• _Exercise description_: Tally all lines containing the word "Informationen". Give the number alone.
___ Recorded data ___
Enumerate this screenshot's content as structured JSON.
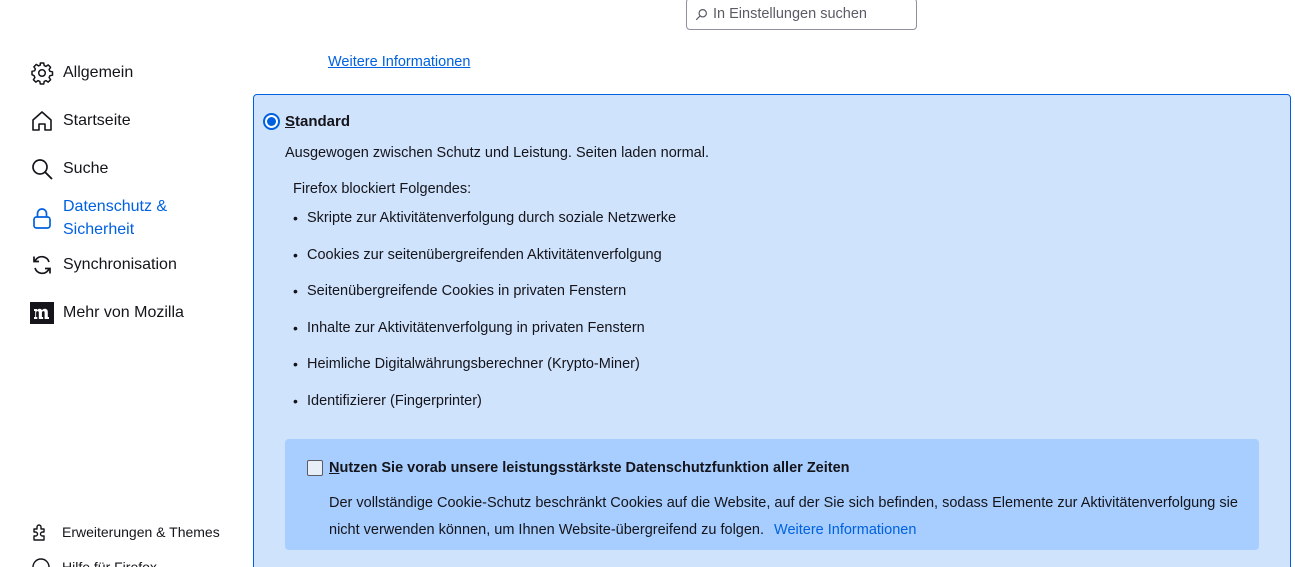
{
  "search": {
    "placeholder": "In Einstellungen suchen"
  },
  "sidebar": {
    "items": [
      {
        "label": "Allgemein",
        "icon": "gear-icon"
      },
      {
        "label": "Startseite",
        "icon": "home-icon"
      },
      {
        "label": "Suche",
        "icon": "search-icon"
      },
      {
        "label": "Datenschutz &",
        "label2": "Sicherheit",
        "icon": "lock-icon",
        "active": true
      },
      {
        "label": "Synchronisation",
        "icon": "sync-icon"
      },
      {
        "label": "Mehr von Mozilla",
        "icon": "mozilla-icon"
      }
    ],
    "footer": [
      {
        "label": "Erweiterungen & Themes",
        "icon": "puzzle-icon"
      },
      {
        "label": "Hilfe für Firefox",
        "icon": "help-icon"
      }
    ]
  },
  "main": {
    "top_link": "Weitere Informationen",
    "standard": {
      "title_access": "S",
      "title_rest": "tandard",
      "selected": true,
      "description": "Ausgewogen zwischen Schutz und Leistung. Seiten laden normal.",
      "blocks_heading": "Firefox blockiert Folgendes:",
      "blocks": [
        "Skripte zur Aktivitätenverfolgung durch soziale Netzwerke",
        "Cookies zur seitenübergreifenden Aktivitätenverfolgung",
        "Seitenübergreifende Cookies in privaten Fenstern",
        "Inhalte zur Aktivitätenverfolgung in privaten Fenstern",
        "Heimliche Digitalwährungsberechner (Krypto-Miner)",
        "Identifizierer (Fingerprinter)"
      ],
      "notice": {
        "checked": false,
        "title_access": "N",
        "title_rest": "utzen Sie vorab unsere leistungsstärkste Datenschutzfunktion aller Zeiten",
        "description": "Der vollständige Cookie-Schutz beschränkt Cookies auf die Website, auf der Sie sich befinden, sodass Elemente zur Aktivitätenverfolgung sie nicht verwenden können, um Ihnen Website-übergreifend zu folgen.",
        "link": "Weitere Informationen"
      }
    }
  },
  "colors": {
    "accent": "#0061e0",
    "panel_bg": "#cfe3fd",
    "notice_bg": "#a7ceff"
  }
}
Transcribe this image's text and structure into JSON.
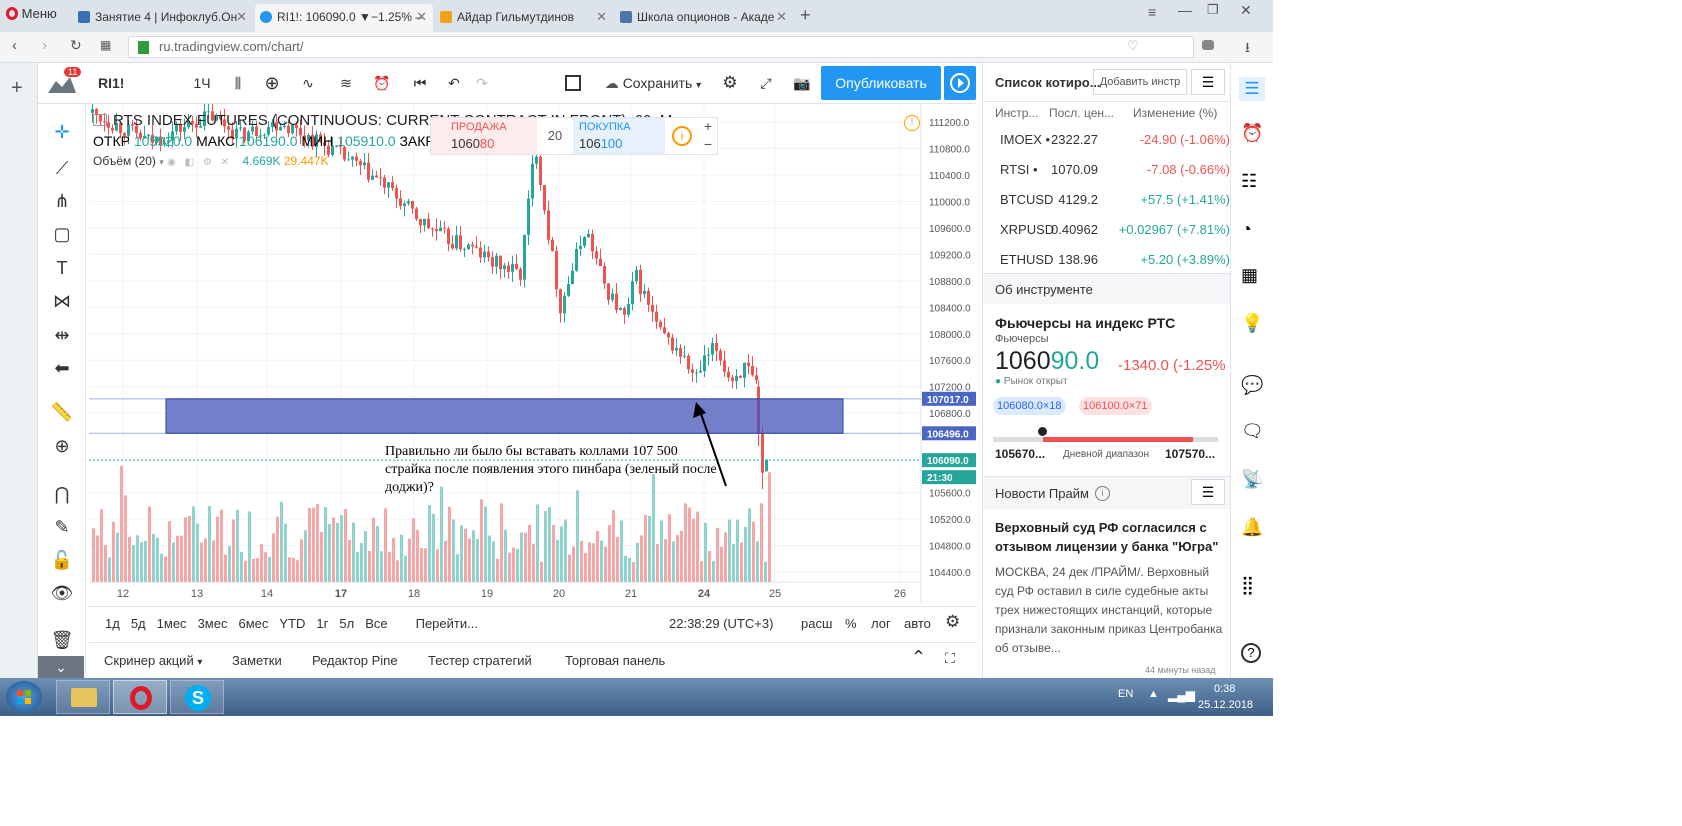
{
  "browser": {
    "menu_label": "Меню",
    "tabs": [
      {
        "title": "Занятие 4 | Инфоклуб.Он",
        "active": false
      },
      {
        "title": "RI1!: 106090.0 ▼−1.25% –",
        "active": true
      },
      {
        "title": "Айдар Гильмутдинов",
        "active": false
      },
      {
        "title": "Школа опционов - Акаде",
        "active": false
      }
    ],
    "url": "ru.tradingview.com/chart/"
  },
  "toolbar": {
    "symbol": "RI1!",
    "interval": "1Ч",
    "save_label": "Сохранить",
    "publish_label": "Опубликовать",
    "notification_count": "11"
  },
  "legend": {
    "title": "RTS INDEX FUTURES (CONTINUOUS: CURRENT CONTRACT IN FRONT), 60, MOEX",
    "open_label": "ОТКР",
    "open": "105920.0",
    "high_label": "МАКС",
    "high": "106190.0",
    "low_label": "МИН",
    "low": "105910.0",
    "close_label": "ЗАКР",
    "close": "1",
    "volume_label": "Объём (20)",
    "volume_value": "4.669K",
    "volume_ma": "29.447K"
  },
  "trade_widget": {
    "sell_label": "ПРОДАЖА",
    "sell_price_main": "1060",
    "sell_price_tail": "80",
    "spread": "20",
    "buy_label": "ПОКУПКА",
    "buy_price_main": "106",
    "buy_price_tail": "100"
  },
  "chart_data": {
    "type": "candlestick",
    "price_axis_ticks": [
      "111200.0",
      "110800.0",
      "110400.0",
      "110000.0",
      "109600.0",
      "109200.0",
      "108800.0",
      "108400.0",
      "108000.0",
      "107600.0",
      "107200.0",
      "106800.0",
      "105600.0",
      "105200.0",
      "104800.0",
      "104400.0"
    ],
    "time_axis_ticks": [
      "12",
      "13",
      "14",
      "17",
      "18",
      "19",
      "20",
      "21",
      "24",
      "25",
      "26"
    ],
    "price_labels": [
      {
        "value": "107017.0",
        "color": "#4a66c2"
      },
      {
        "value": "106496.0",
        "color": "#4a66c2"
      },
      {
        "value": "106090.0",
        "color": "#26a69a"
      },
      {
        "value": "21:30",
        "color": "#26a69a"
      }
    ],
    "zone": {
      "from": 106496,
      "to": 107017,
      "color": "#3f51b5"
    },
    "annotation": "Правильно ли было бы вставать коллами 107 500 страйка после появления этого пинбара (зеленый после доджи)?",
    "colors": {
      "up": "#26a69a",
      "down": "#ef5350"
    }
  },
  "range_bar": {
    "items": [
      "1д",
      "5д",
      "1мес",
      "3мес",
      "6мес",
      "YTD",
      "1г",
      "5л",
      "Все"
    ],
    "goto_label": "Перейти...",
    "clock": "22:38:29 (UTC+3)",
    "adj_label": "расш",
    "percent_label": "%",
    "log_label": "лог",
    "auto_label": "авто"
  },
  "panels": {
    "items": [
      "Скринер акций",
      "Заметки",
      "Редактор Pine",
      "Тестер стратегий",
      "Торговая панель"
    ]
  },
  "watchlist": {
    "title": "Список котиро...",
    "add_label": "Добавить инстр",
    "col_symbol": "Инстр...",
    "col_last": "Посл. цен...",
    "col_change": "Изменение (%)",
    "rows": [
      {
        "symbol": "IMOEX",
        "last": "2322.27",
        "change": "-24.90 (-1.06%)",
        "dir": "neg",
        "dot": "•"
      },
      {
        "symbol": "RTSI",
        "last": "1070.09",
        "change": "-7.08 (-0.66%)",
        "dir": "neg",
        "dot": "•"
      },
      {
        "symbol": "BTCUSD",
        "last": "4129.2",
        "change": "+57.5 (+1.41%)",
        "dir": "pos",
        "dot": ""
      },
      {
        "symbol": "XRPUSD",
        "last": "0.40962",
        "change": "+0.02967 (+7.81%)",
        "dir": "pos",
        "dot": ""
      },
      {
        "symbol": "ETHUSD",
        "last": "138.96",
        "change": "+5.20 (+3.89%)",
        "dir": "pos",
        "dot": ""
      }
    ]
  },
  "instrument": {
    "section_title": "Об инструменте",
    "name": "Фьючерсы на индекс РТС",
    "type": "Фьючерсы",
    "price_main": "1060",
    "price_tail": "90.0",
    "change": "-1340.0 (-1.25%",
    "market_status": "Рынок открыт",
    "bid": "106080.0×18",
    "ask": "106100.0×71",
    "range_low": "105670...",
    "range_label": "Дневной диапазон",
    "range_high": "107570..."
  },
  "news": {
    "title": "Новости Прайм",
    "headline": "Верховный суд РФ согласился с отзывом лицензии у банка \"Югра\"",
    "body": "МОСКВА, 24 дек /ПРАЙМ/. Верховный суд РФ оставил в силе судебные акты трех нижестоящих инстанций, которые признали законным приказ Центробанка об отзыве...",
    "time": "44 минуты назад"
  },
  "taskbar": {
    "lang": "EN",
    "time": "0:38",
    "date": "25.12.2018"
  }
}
___
• _The output_: 2